▶ **THE EXERCISE**:
Look at each line of the records and count those with "Кяхтинский" in them. Please answer with the count alone.

** start SUPPLIED ENTRIES **

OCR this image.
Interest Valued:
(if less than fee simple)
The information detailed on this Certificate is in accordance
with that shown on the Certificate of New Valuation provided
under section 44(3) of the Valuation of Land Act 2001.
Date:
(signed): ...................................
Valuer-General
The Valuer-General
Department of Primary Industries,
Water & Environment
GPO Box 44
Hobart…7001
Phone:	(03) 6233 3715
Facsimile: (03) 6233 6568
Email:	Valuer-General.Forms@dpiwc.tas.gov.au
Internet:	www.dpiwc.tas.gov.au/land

** end SUPPLIED ENTRIES **
** start SUPPLIED ENTRIES **

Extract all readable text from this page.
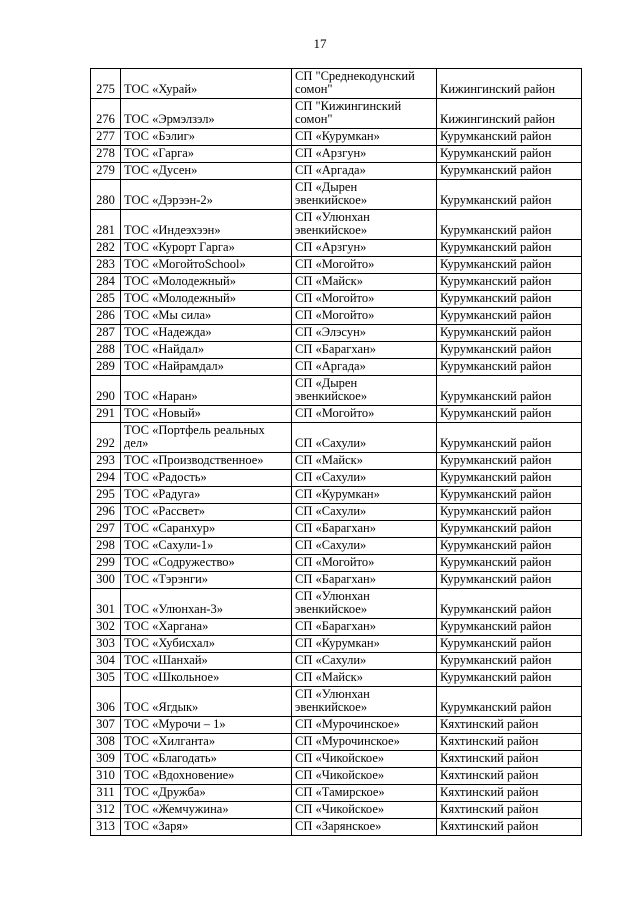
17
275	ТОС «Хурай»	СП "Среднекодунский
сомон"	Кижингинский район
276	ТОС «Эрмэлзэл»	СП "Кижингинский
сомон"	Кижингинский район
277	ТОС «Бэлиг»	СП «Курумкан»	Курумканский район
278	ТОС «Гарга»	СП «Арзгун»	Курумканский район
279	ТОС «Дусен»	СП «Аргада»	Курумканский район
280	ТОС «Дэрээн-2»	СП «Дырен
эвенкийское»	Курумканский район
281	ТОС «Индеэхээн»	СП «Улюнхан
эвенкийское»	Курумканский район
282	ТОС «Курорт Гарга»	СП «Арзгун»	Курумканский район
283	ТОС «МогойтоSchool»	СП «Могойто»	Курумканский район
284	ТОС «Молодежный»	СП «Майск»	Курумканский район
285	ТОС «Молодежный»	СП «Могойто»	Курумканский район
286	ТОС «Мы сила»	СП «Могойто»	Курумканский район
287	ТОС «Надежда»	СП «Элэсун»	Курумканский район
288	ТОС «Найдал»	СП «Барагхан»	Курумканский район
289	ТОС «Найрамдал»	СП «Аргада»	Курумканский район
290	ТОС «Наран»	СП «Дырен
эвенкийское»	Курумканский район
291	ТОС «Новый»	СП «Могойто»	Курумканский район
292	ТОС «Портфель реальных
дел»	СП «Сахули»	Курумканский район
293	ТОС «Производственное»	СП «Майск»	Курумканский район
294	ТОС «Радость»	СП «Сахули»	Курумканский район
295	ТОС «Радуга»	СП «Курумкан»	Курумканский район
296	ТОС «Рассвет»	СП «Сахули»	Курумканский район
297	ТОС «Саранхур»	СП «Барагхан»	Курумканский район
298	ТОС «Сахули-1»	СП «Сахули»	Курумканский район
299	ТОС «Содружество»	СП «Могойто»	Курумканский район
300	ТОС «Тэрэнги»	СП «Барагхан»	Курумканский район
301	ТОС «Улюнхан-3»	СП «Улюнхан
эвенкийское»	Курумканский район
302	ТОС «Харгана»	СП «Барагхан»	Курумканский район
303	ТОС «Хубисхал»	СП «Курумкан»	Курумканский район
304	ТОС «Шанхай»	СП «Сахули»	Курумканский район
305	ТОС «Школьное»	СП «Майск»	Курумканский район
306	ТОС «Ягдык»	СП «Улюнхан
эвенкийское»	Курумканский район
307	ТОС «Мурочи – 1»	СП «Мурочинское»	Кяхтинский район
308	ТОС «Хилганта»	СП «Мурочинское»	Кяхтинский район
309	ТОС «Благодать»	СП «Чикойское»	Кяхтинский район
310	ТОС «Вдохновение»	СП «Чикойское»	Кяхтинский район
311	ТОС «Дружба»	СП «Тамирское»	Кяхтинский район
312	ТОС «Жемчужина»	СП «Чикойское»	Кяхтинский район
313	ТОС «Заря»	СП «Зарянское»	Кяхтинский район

** end SUPPLIED ENTRIES **

▶ **SOLVED EXERCISE**:
7